> _DATA EXCERPTS_:
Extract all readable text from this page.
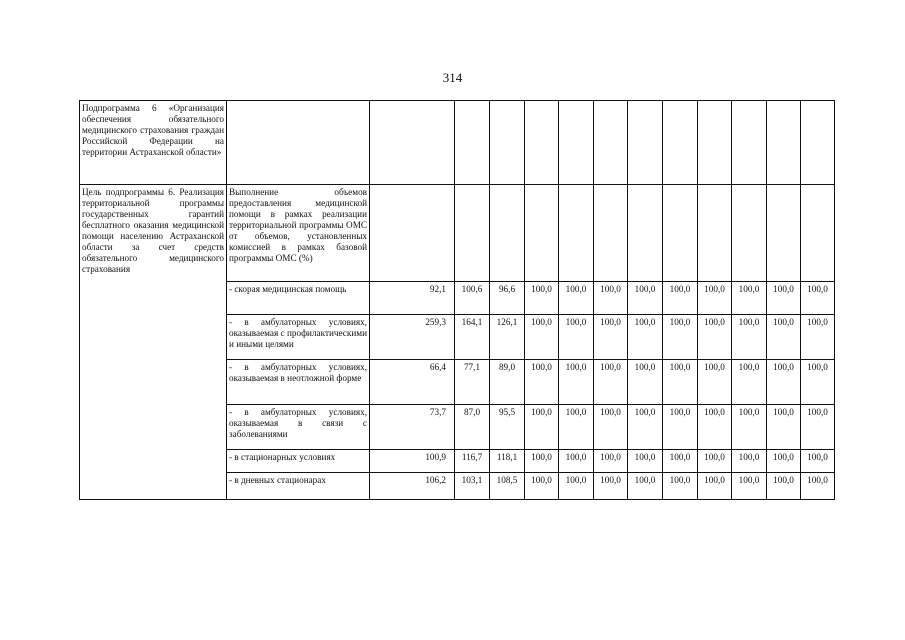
314
Подпрограмма 6 «Организация обеспечения обязательного медицинского страхования граждан Российской Федерации на территории Астраханской области»													
Цель подпрограммы 6. Реализация территориальной программы государственных гарантий бесплатного оказания медицинской помощи населению Астраханской области за счет средств обязательного медицинского страхования	Выполнение объемов предоставления медицинской помощи в рамках реализации территориальной программы ОМС от объемов, установленных комиссией в рамках базовой программы ОМС (%)												
	- скорая медицинская помощь	92,1	100,6	96,6	100,0	100,0	100,0	100,0	100,0	100,0	100,0	100,0	100,0
	- в амбулаторных условиях, оказываемая с профилактическими и иными целями	259,3	164,1	126,1	100,0	100,0	100,0	100,0	100,0	100,0	100,0	100,0	100,0
	- в амбулаторных условиях, оказываемая в неотложной форме	66,4	77,1	89,0	100,0	100,0	100,0	100,0	100,0	100,0	100,0	100,0	100,0
	- в амбулаторных условиях, оказываемая в связи с заболеваниями	73,7	87,0	95,5	100,0	100,0	100,0	100,0	100,0	100,0	100,0	100,0	100,0
	- в стационарных условиях	100,9	116,7	118,1	100,0	100,0	100,0	100,0	100,0	100,0	100,0	100,0	100,0
	- в дневных стационарах	106,2	103,1	108,5	100,0	100,0	100,0	100,0	100,0	100,0	100,0	100,0	100,0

> _TASK DIRECTIONS_:
Pictures excluded, quote all the data above exactly.

> _RESPONSE TO THIS TASK_:
Extract all readable text from this page.
314
Подпрограмма 6 «Организация обеспечения обязательного медицинского страхования граждан Российской Федерации на территории Астраханской области»													
Цель подпрограммы 6. Реализация территориальной программы государственных гарантий бесплатного оказания медицинской помощи населению Астраханской области за счет средств обязательного медицинского страхования	Выполнение объемов предоставления медицинской помощи в рамках реализации территориальной программы ОМС от объемов, установленных комиссией в рамках базовой программы ОМС (%)												
	- скорая медицинская помощь	92,1	100,6	96,6	100,0	100,0	100,0	100,0	100,0	100,0	100,0	100,0	100,0
	- в амбулаторных условиях, оказываемая с профилактическими и иными целями	259,3	164,1	126,1	100,0	100,0	100,0	100,0	100,0	100,0	100,0	100,0	100,0
	- в амбулаторных условиях, оказываемая в неотложной форме	66,4	77,1	89,0	100,0	100,0	100,0	100,0	100,0	100,0	100,0	100,0	100,0
	- в амбулаторных условиях, оказываемая в связи с заболеваниями	73,7	87,0	95,5	100,0	100,0	100,0	100,0	100,0	100,0	100,0	100,0	100,0
	- в стационарных условиях	100,9	116,7	118,1	100,0	100,0	100,0	100,0	100,0	100,0	100,0	100,0	100,0
	- в дневных стационарах	106,2	103,1	108,5	100,0	100,0	100,0	100,0	100,0	100,0	100,0	100,0	100,0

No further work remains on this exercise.